SUPPLIED MATERIAL:
# # #
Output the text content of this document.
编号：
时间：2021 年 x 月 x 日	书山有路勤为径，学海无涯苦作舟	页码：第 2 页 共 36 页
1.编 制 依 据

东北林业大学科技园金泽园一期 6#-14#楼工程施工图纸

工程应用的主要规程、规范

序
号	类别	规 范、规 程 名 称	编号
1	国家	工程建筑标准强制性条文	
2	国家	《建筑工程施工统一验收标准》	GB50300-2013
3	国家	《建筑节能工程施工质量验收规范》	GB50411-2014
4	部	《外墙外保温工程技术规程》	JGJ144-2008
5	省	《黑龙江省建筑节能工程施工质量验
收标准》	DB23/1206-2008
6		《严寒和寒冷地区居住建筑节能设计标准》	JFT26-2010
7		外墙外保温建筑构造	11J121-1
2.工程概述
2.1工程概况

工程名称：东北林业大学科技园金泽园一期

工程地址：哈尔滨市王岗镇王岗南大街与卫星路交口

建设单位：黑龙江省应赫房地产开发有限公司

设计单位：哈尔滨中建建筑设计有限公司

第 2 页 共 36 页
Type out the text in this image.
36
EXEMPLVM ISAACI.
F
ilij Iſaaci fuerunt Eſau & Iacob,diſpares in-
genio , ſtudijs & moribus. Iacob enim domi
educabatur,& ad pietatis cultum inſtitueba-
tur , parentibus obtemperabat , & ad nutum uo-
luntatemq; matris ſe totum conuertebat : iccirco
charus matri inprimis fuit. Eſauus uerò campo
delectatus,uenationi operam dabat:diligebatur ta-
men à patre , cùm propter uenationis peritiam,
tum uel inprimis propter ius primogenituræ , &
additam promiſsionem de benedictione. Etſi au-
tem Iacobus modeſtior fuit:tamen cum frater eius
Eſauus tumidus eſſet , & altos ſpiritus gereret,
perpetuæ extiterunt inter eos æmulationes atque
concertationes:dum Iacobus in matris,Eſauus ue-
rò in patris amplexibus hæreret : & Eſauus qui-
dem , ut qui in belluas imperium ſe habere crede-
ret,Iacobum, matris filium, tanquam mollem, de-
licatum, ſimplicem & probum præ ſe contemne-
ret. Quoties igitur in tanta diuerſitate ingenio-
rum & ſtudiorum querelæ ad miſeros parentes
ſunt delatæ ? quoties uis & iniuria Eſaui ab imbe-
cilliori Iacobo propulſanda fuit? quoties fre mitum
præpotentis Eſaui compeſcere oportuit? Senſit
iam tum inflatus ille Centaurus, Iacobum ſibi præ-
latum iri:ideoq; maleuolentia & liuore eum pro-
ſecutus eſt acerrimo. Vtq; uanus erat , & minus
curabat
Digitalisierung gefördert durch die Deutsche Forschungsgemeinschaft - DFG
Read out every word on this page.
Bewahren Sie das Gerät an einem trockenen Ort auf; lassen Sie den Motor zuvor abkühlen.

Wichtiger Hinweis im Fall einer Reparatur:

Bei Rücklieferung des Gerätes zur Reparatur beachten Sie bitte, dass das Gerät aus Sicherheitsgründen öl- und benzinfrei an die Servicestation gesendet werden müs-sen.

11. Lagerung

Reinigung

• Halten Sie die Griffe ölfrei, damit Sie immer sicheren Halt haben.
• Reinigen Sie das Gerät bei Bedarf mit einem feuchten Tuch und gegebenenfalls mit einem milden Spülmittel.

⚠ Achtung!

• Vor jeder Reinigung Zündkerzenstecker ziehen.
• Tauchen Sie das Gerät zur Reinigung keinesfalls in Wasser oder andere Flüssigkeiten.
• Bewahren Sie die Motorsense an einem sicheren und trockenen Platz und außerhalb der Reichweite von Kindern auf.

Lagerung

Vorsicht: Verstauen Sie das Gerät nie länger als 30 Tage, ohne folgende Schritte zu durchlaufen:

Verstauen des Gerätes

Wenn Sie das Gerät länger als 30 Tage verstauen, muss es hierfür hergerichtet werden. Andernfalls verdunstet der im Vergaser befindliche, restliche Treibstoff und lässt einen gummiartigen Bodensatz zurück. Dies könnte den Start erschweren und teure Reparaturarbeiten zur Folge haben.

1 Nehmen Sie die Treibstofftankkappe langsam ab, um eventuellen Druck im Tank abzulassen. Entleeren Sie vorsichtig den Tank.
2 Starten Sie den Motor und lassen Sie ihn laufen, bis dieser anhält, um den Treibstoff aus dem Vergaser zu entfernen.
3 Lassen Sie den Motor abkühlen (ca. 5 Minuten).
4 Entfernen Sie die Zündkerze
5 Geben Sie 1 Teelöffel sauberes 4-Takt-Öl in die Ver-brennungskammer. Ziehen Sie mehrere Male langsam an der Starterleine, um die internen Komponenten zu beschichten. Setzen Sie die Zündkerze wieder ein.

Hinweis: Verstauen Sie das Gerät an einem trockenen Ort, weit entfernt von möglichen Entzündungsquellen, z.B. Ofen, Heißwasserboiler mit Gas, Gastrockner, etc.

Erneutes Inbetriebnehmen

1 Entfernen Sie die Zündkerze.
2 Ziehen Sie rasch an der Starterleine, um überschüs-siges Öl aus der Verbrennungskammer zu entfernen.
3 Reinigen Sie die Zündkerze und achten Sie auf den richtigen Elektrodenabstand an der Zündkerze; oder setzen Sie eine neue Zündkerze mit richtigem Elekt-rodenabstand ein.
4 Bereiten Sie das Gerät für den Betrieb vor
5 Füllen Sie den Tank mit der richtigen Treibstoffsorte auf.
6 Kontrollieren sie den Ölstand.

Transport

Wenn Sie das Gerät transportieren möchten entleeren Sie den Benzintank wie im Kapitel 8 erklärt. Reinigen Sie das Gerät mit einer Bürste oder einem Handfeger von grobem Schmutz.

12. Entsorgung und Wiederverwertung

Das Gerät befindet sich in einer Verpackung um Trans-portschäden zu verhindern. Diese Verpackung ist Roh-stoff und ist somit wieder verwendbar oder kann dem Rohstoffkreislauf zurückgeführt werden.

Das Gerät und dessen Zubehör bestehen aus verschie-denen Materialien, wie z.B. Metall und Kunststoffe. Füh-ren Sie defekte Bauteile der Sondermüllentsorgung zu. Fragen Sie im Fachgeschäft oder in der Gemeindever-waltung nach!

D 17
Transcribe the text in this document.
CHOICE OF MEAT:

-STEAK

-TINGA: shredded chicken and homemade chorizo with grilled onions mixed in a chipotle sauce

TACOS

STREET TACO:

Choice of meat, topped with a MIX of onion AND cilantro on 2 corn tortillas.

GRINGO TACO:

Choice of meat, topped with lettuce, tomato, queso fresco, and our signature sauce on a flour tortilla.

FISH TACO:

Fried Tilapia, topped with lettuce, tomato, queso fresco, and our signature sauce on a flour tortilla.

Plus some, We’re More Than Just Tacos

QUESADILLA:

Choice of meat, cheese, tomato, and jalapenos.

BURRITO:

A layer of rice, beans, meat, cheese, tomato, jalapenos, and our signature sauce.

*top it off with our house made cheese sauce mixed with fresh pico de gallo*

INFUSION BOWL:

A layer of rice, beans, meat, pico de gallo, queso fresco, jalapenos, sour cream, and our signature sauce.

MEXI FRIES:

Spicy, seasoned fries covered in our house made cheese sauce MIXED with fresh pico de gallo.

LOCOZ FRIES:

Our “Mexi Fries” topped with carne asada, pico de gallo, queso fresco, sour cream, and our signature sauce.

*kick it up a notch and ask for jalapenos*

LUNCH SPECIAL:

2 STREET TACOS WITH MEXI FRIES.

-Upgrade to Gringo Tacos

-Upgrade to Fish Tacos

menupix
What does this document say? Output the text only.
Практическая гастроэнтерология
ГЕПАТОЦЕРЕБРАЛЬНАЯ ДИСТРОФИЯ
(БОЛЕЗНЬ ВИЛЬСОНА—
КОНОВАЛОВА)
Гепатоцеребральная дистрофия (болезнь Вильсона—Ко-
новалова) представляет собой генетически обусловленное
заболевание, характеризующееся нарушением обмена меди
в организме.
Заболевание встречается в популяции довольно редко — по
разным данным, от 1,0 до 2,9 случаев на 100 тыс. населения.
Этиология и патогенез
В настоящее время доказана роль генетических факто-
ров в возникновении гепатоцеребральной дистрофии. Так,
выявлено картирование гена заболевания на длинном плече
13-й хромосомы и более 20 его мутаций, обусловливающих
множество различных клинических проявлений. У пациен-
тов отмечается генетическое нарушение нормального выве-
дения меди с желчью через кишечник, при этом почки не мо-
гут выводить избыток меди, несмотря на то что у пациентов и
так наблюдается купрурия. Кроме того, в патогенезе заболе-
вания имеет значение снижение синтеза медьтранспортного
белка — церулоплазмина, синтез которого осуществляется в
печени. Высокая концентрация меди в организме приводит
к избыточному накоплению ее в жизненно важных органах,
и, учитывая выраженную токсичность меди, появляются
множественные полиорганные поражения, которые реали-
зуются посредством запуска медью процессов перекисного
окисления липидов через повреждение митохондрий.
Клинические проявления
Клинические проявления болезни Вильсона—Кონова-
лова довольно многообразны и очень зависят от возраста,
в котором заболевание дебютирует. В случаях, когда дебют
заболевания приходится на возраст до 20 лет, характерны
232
# # #
PROBLEM DETAILS: Copy all lines from the material that include "abkühlen".

FINAL RESULT:
Bewahren Sie das Gerät an einem trockenen Ort auf; lassen Sie den Motor zuvor abkühlen.
3 Lassen Sie den Motor abkühlen (ca. 5 Minuten).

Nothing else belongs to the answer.